## Supplied passage
============

Still this confuses me.  These "partial superimpositions" are about whirling, or can happen in all kind of motions ?
Could it exist a partial vectorial sum of two different motions ?
I am not understanding how it works.

[Russpin]

Thinking it a little better, I am now not so sure that going bigger would solve the gimbal problem. 

Gimbal gyros are not used much anymore. Your phone probably has mems gyros in it.
One system I worked on had three ring laser gyros.

[ta0]

For our purpose of seeing free inertial behavior, I would guess that if the moment of inertia of the flywheel is more than ten times that of the gimbals, it would suffice. Do you recall what is a typical ratio?

PS: I worked on fiber gyros for my dissertation, over a quarter of a century ago . . . (how can it be that long ago?  )

[Russpin]

For our purpose of seeing free inertial behavior, I would guess that if the moment of inertia of the flywheel is more than ten times that of the gimbals, it would suffice. Do you recall what is a typical ratio?

============

A block of data
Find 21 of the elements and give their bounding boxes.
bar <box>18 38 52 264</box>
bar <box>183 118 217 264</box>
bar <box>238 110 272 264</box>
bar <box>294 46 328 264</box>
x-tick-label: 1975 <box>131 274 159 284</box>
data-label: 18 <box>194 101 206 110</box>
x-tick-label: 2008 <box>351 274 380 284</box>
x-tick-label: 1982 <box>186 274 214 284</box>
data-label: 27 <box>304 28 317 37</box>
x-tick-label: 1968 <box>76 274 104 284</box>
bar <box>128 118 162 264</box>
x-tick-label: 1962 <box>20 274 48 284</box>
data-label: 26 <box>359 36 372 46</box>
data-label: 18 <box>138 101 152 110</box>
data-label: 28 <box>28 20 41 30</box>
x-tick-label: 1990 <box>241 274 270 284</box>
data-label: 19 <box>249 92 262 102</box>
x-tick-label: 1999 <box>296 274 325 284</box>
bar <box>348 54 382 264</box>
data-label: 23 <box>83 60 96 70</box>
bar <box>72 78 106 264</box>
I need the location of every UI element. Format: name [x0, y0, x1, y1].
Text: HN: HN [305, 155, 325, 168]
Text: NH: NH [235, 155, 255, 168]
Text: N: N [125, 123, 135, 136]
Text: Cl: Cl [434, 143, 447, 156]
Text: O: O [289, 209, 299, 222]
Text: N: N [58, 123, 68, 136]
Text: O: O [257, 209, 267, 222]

============

## To be done
Resume the forum thread on gyroscopes, picking up right after its final sentence. Nothing in the lines is required here.

## Answer below
No I don't. The moments of inertia for the flywheel, inner and outer gimbals could of course be estimated. The dynamics analysis will probably require a simulation.

PS: I worked on fiber gyros for my dissertation, over a quarter of a century ago . . . (how can it be that long ago?  )

Dr. Ta0 ?

[Jeremy McCreary]

"superimposed" does come in degrees.

Still this confuses me.  These "partial superimpositions" are about whirling, or can happen in all kind of motions ?
Could it exist a partial vectorial sum of two different motions ?
I am not understanding how it works.

I'm doing a lousy job of explaining this -- partly because I should have used "superposed" instead of "superimposed". Go to the Wikipedia page on the "superposition principle" and see if that helps. It has some very useful figures.

When I said "'superimposed' does come in degrees", I was referring to approximate superpositions. So let me try again...

I view the total observed motion U of an unbalanced top as an approximate superposition of W, pure whirl, and B, the gyroscopically controlled motion of the top's balanced equivalent. Hence, distinctive features of both W and B are observed in U and remain recognizable as such.

However, U isn't just a simple sum of W and B, vector or otherwise, because W and B interact via the unbalanced top itself. Not enough for either one to totally mask the contributions of the other, but W modifies B in some significant way and/or vice versa.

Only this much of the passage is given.